Entries taken from a collection

— Begin —

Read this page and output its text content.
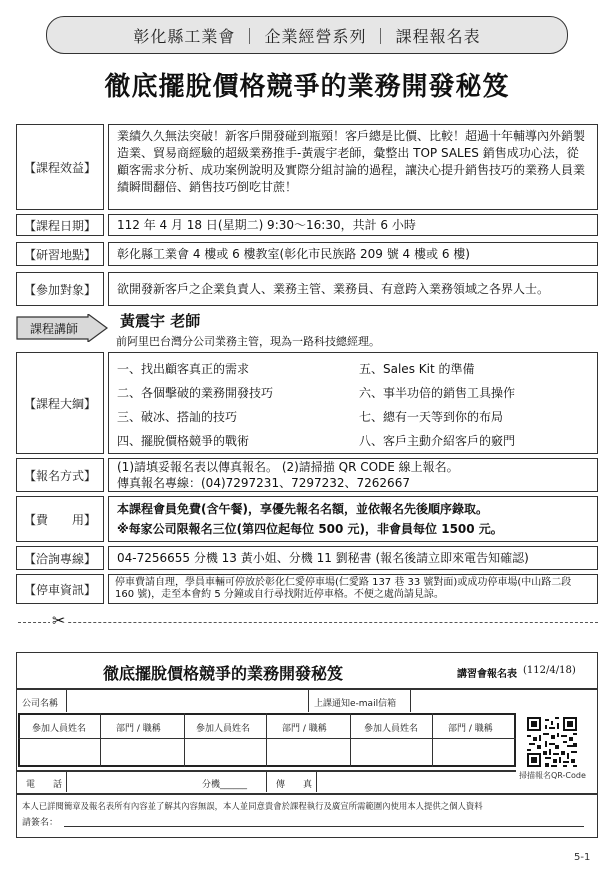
彰化縣工業會 ｜ 企業經營系列 ｜ 課程報名表
徹底擺脫價格競爭的業務開發秘笈
【課程效益】
業績久久無法突破！新客戶開發碰到瓶頸！客戶總是比價、比較！超過十年輔導內外銷製造業、貿易商經驗的超級業務推手-黃震宇老師，彙整出 TOP SALES 銷售成功心法，從顧客需求分析、成功案例說明及實際分組討論的過程，讓決心提升銷售技巧的業務人員業績瞬間翻倍、銷售技巧倒吃甘蔗！
【課程日期】	112 年 4 月 18 日(星期二) 9:30～16:30，共計 6 小時
【研習地點】	彰化縣工業會 4 樓或 6 樓教室(彰化市民族路 209 號 4 樓或 6 樓)
【參加對象】	欲開發新客戶之企業負責人、業務主管、業務員、有意跨入業務領域之各界人士。
課程講師	黃震宇 老師
前阿里巴台灣分公司業務主管，現為一路科技總經理。
【課程大綱】
一、找出顧客真正的需求	五、Sales Kit 的準備
二、各個擊破的業務開發技巧	六、事半功倍的銷售工具操作
三、破冰、搭訕的技巧	七、總有一天等到你的布局
四、擺脫價格競爭的戰術	八、客戶主動介紹客戶的竅門
【報名方式】
(1)請填妥報名表以傳真報名。 (2)請掃描 QR CODE 線上報名。
傳真報名專線：(04)7297231、7297232、7262667
【費　　用】
本課程會員免費(含午餐)，享優先報名名額，並依報名先後順序錄取。
※每家公司限報名三位(第四位起每位 500 元)，非會員每位 1500 元。
【洽詢專線】	04-7256655 分機 13 黃小姐、分機 11 劉秘書 (報名後請立即來電告知確認)
【停車資訊】	停車費請自理，學員車輛可停放於彰化仁愛停車場(仁愛路 137 巷 33 號對面)或成功停車場(中山路二段 160 號)，走至本會約 5 分鐘或自行尋找附近停車格。不便之處尚請見諒。
✂
徹底擺脫價格競爭的業務開發秘笈	講習會報名表 (112/4/18)
公司名稱	上課通知e-mail信箱
參加人員姓名	部門 / 職稱	參加人員姓名	部門 / 職稱	參加人員姓名	部門 / 職稱
掃描報名QR-Code
電　　話	分機______	傳　　真
本人已詳閱簡章及報名表所有內容並了解其內容無誤，本人並同意貴會於課程執行及廣宣所需範圍內使用本人提供之個人資料
請簽名：
5-1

— End —

● **Prompt**: Repeat the listing verbatim. Skip the pictures.

● **Output below**:
Read this page and output its text content.
彰化縣工業會 ｜ 企業經營系列 ｜ 課程報名表
徹底擺脫價格競爭的業務開發秘笈
【課程效益】
業績久久無法突破！新客戶開發碰到瓶頸！客戶總是比價、比較！超過十年輔導內外銷製造業、貿易商經驗的超級業務推手-黃震宇老師，彙整出 TOP SALES 銷售成功心法，從顧客需求分析、成功案例說明及實際分組討論的過程，讓決心提升銷售技巧的業務人員業績瞬間翻倍、銷售技巧倒吃甘蔗！
【課程日期】	112 年 4 月 18 日(星期二) 9:30～16:30，共計 6 小時
【研習地點】	彰化縣工業會 4 樓或 6 樓教室(彰化市民族路 209 號 4 樓或 6 樓)
【參加對象】	欲開發新客戶之企業負責人、業務主管、業務員、有意跨入業務領域之各界人士。
課程講師	黃震宇 老師
前阿里巴台灣分公司業務主管，現為一路科技總經理。
【課程大綱】
一、找出顧客真正的需求	五、Sales Kit 的準備
二、各個擊破的業務開發技巧	六、事半功倍的銷售工具操作
三、破冰、搭訕的技巧	七、總有一天等到你的布局
四、擺脫價格競爭的戰術	八、客戶主動介紹客戶的竅門
【報名方式】
(1)請填妥報名表以傳真報名。 (2)請掃描 QR CODE 線上報名。
傳真報名專線：(04)7297231、7297232、7262667
【費　　用】
本課程會員免費(含午餐)，享優先報名名額，並依報名先後順序錄取。
※每家公司限報名三位(第四位起每位 500 元)，非會員每位 1500 元。
【洽詢專線】	04-7256655 分機 13 黃小姐、分機 11 劉秘書 (報名後請立即來電告知確認)
【停車資訊】	停車費請自理，學員車輛可停放於彰化仁愛停車場(仁愛路 137 巷 33 號對面)或成功停車場(中山路二段 160 號)，走至本會約 5 分鐘或自行尋找附近停車格。不便之處尚請見諒。
✂
徹底擺脫價格競爭的業務開發秘笈	講習會報名表 (112/4/18)
公司名稱	上課通知e-mail信箱
參加人員姓名	部門 / 職稱	參加人員姓名	部門 / 職稱	參加人員姓名	部門 / 職稱
掃描報名QR-Code
電　　話	分機______	傳　　真
本人已詳閱簡章及報名表所有內容並了解其內容無誤，本人並同意貴會於課程執行及廣宣所需範圍內使用本人提供之個人資料
請簽名：
5-1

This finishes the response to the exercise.